Some records:
— begin —

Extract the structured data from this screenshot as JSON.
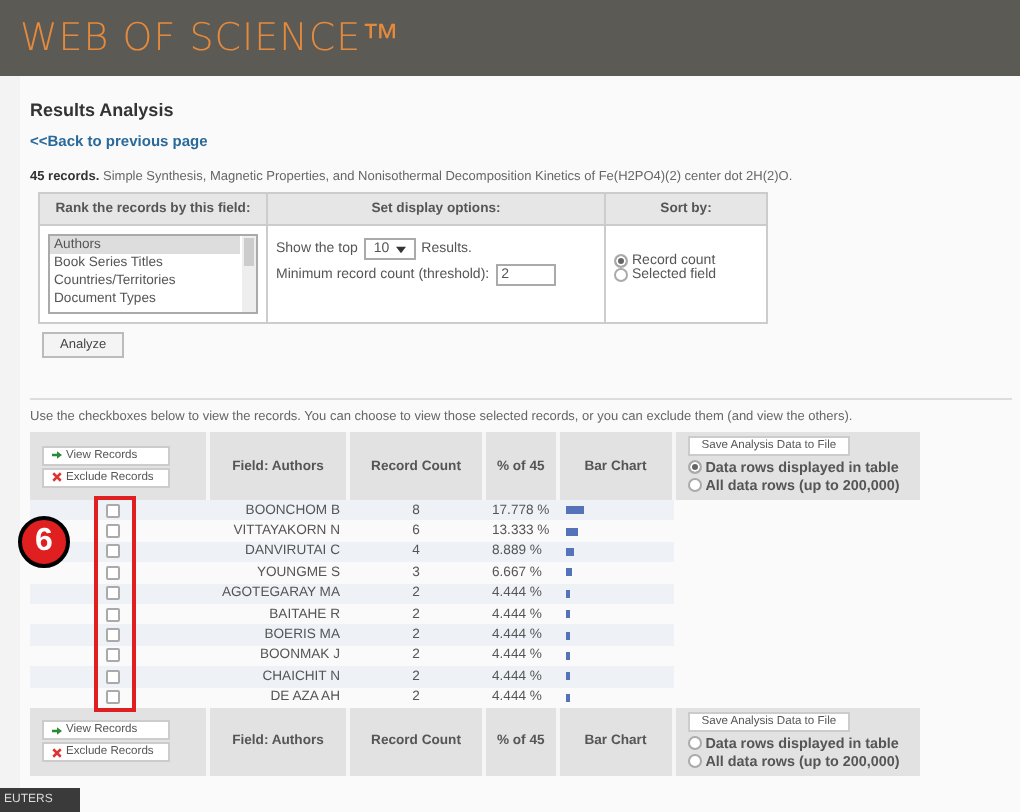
{
  "header": {
    "logo": "WEB OF SCIENCE™"
  },
  "title": "Results Analysis",
  "back_link": "<<Back to previous page",
  "summary": "**45 records.** Simple Synthesis, Magnetic Properties, and Nonisothermal Decomposition Kinetics of Fe(H2PO4)(2) center dot 2H(2)O.",
  "options": {
    "rank_heading": "Rank the records by this field:",
    "display_heading": "Set display options:",
    "sort_heading": "Sort by:",
    "fields": [
      {
        "label": "Authors",
        "selected": true
      },
      {
        "label": "Book Series Titles",
        "selected": false
      },
      {
        "label": "Countries/Territories",
        "selected": false
      },
      {
        "label": "Document Types",
        "selected": false
      }
    ],
    "show_top_label": "Show the top",
    "show_top_value": "10",
    "results_label": "Results.",
    "threshold_label": "Minimum record count (threshold):",
    "threshold_value": "2",
    "sort_options": [
      {
        "label": "Record count",
        "selected": true
      },
      {
        "label": "Selected field",
        "selected": false
      }
    ],
    "analyze_button": "Analyze"
  },
  "instructions": "Use the checkboxes below to view the records. You can choose to view those selected records, or you can exclude them (and view the others).",
  "header_bars": [
    {
      "view_button": "View Records",
      "exclude_button": "Exclude Records",
      "columns": [
        "Field: Authors",
        "Record Count",
        "% of 45",
        "Bar Chart"
      ],
      "save_button": "Save Analysis Data to File",
      "save_options": [
        {
          "label": "Data rows displayed in table",
          "selected": true
        },
        {
          "label": "All data rows (up to 200,000)",
          "selected": false
        }
      ]
    },
    {
      "view_button": "View Records",
      "exclude_button": "Exclude Records",
      "columns": [
        "Field: Authors",
        "Record Count",
        "% of 45",
        "Bar Chart"
      ],
      "save_button": "Save Analysis Data to File",
      "save_options": [
        {
          "label": "Data rows displayed in table",
          "selected": false
        },
        {
          "label": "All data rows (up to 200,000)",
          "selected": false
        }
      ]
    }
  ],
  "rows": [
    {
      "author": "BOONCHOM B",
      "count": "8",
      "percent": "17.778 %",
      "level": 0.178,
      "checked": false
    },
    {
      "author": "VITTAYAKORN N",
      "count": "6",
      "percent": "13.333 %",
      "level": 0.133,
      "checked": false
    },
    {
      "author": "DANVIRUTAI C",
      "count": "4",
      "percent": "8.889 %",
      "level": 0.089,
      "checked": false
    },
    {
      "author": "YOUNGME S",
      "count": "3",
      "percent": "6.667 %",
      "level": 0.067,
      "checked": false
    },
    {
      "author": "AGOTEGARAY MA",
      "count": "2",
      "percent": "4.444 %",
      "level": 0.044,
      "checked": false
    },
    {
      "author": "BAITAHE R",
      "count": "2",
      "percent": "4.444 %",
      "level": 0.044,
      "checked": false
    },
    {
      "author": "BOERIS MA",
      "count": "2",
      "percent": "4.444 %",
      "level": 0.044,
      "checked": false
    },
    {
      "author": "BOONMAK J",
      "count": "2",
      "percent": "4.444 %",
      "level": 0.044,
      "checked": false
    },
    {
      "author": "CHAICHIT N",
      "count": "2",
      "percent": "4.444 %",
      "level": 0.044,
      "checked": false
    },
    {
      "author": "DE AZA AH",
      "count": "2",
      "percent": "4.444 %",
      "level": 0.044,
      "checked": false
    }
  ],
  "callout": {
    "number": "6"
  },
  "footer_logo": "EUTERS"
}
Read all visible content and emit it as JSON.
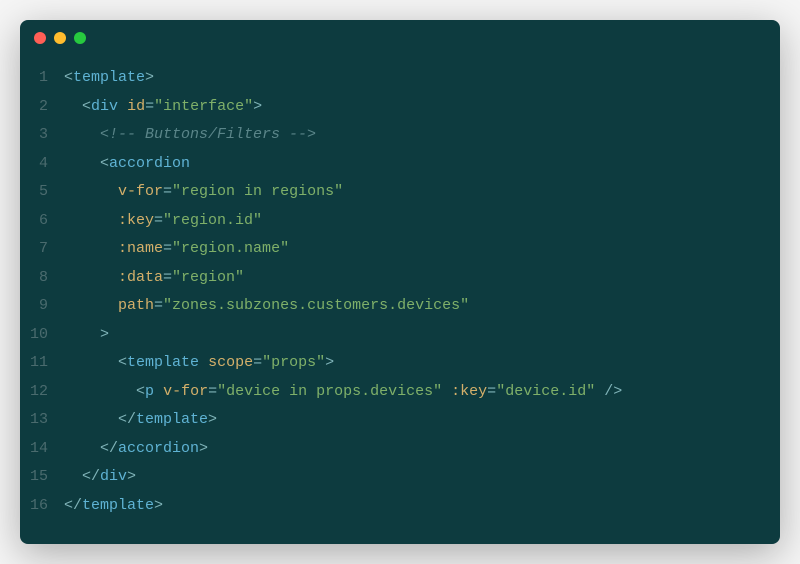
{
  "lines": [
    {
      "n": "1",
      "tokens": [
        [
          "punct",
          "<"
        ],
        [
          "tag",
          "template"
        ],
        [
          "punct",
          ">"
        ]
      ]
    },
    {
      "n": "2",
      "tokens": [
        [
          "",
          "  "
        ],
        [
          "punct",
          "<"
        ],
        [
          "tag",
          "div"
        ],
        [
          "",
          " "
        ],
        [
          "attr",
          "id"
        ],
        [
          "punct",
          "="
        ],
        [
          "str",
          "\"interface\""
        ],
        [
          "punct",
          ">"
        ]
      ]
    },
    {
      "n": "3",
      "tokens": [
        [
          "",
          "    "
        ],
        [
          "comment",
          "<!-- Buttons/Filters -->"
        ]
      ]
    },
    {
      "n": "4",
      "tokens": [
        [
          "",
          "    "
        ],
        [
          "punct",
          "<"
        ],
        [
          "tag",
          "accordion"
        ]
      ]
    },
    {
      "n": "5",
      "tokens": [
        [
          "",
          "      "
        ],
        [
          "attr",
          "v-for"
        ],
        [
          "punct",
          "="
        ],
        [
          "str",
          "\"region in regions\""
        ]
      ]
    },
    {
      "n": "6",
      "tokens": [
        [
          "",
          "      "
        ],
        [
          "attr",
          ":key"
        ],
        [
          "punct",
          "="
        ],
        [
          "str",
          "\"region.id\""
        ]
      ]
    },
    {
      "n": "7",
      "tokens": [
        [
          "",
          "      "
        ],
        [
          "attr",
          ":name"
        ],
        [
          "punct",
          "="
        ],
        [
          "str",
          "\"region.name\""
        ]
      ]
    },
    {
      "n": "8",
      "tokens": [
        [
          "",
          "      "
        ],
        [
          "attr",
          ":data"
        ],
        [
          "punct",
          "="
        ],
        [
          "str",
          "\"region\""
        ]
      ]
    },
    {
      "n": "9",
      "tokens": [
        [
          "",
          "      "
        ],
        [
          "attr",
          "path"
        ],
        [
          "punct",
          "="
        ],
        [
          "str",
          "\"zones.subzones.customers.devices\""
        ]
      ]
    },
    {
      "n": "10",
      "tokens": [
        [
          "",
          "    "
        ],
        [
          "punct",
          ">"
        ]
      ]
    },
    {
      "n": "11",
      "tokens": [
        [
          "",
          "      "
        ],
        [
          "punct",
          "<"
        ],
        [
          "tag",
          "template"
        ],
        [
          "",
          " "
        ],
        [
          "attr",
          "scope"
        ],
        [
          "punct",
          "="
        ],
        [
          "str",
          "\"props\""
        ],
        [
          "punct",
          ">"
        ]
      ]
    },
    {
      "n": "12",
      "tokens": [
        [
          "",
          "        "
        ],
        [
          "punct",
          "<"
        ],
        [
          "tag",
          "p"
        ],
        [
          "",
          " "
        ],
        [
          "attr",
          "v-for"
        ],
        [
          "punct",
          "="
        ],
        [
          "str",
          "\"device in props.devices\""
        ],
        [
          "",
          " "
        ],
        [
          "attr",
          ":key"
        ],
        [
          "punct",
          "="
        ],
        [
          "str",
          "\"device.id\""
        ],
        [
          "",
          " "
        ],
        [
          "punct",
          "/>"
        ]
      ]
    },
    {
      "n": "13",
      "tokens": [
        [
          "",
          "      "
        ],
        [
          "punct",
          "</"
        ],
        [
          "tag",
          "template"
        ],
        [
          "punct",
          ">"
        ]
      ]
    },
    {
      "n": "14",
      "tokens": [
        [
          "",
          "    "
        ],
        [
          "punct",
          "</"
        ],
        [
          "tag",
          "accordion"
        ],
        [
          "punct",
          ">"
        ]
      ]
    },
    {
      "n": "15",
      "tokens": [
        [
          "",
          "  "
        ],
        [
          "punct",
          "</"
        ],
        [
          "tag",
          "div"
        ],
        [
          "punct",
          ">"
        ]
      ]
    },
    {
      "n": "16",
      "tokens": [
        [
          "punct",
          "</"
        ],
        [
          "tag",
          "template"
        ],
        [
          "punct",
          ">"
        ]
      ]
    }
  ]
}
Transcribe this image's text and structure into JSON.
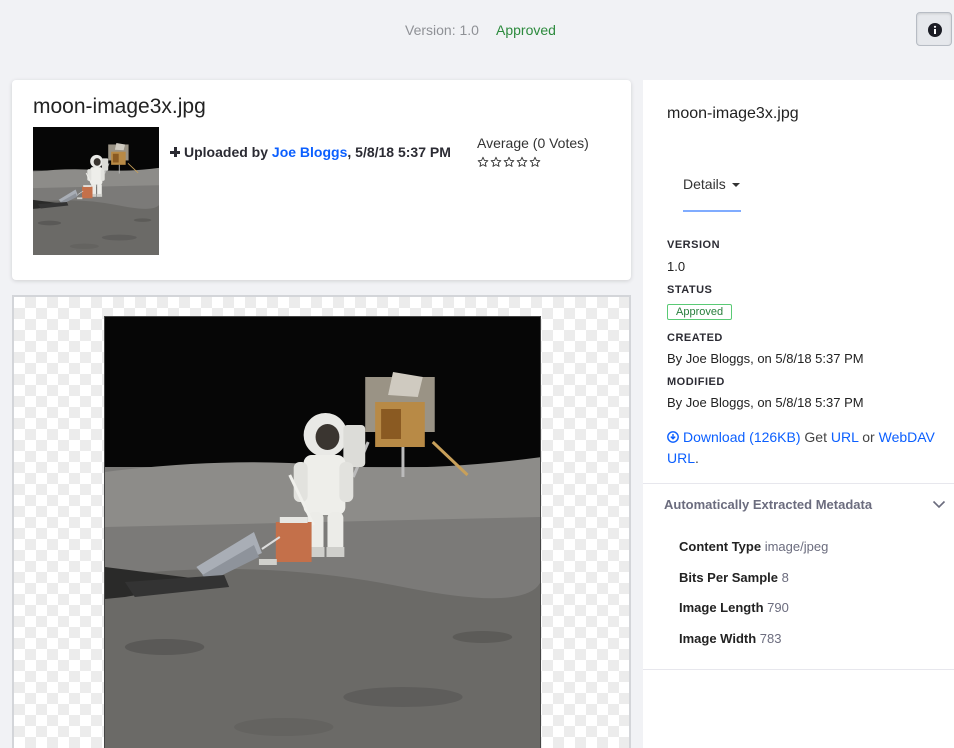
{
  "topbar": {
    "version_text": "Version: 1.0",
    "status_text": "Approved",
    "info_icon": "info-circle-icon"
  },
  "header": {
    "title": "moon-image3x.jpg",
    "uploaded_prefix": "Uploaded by",
    "uploader": "Joe Bloggs",
    "uploaded_date": ", 5/8/18 5:37 PM",
    "rating_text": "Average (0 Votes)",
    "rating_value": 0,
    "rating_max": 5
  },
  "sidebar": {
    "title": "moon-image3x.jpg",
    "tab_label": "Details",
    "version_label": "VERSION",
    "version_value": "1.0",
    "status_label": "STATUS",
    "status_badge": "Approved",
    "created_label": "CREATED",
    "created_value": "By Joe Bloggs, on 5/8/18 5:37 PM",
    "modified_label": "MODIFIED",
    "modified_value": "By Joe Bloggs, on 5/8/18 5:37 PM",
    "download_label": "Download (126KB)",
    "get_text": "Get",
    "url_label": "URL",
    "or_text": "or",
    "webdav_label": "WebDAV",
    "webdav_url_label": "URL",
    "period": "."
  },
  "metadata": {
    "heading": "Automatically Extracted Metadata",
    "rows": [
      {
        "key": "Content Type",
        "value": "image/jpeg"
      },
      {
        "key": "Bits Per Sample",
        "value": "8"
      },
      {
        "key": "Image Length",
        "value": "790"
      },
      {
        "key": "Image Width",
        "value": "783"
      }
    ]
  },
  "colors": {
    "accent": "#0b5fff",
    "approved": "#2c8a3d",
    "background": "#f1f2f5"
  }
}
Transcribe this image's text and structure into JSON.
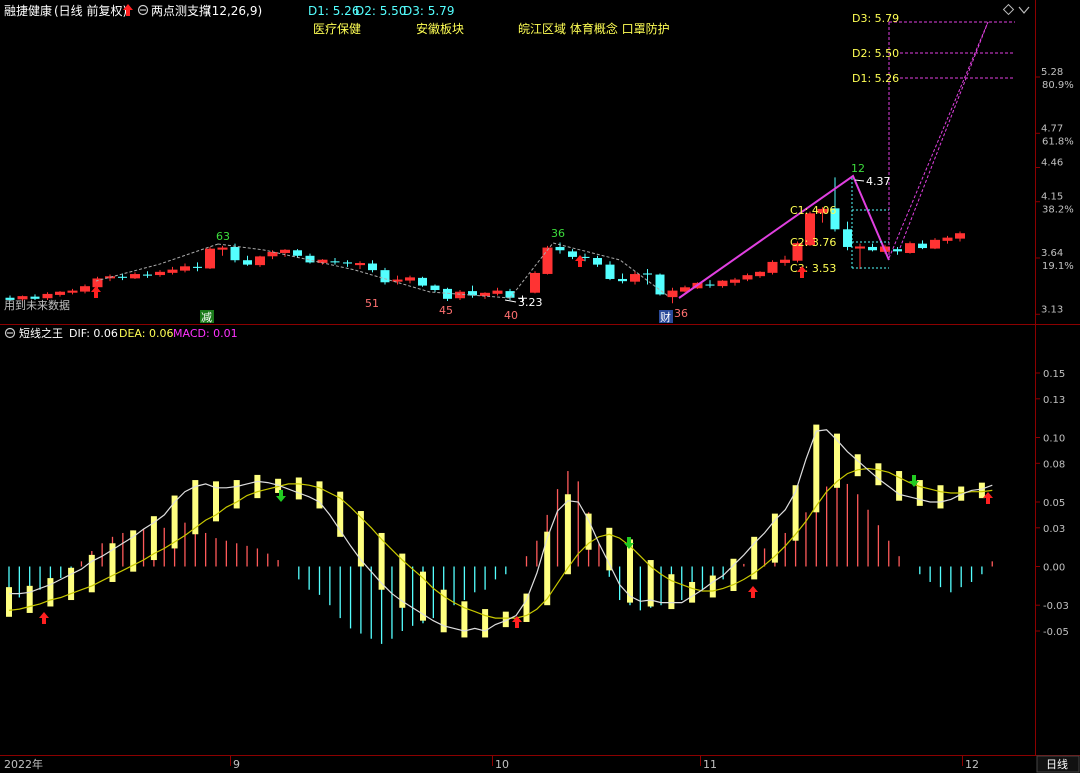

— end —

Say, as a number only, how many lines of the data contain "JSON".

4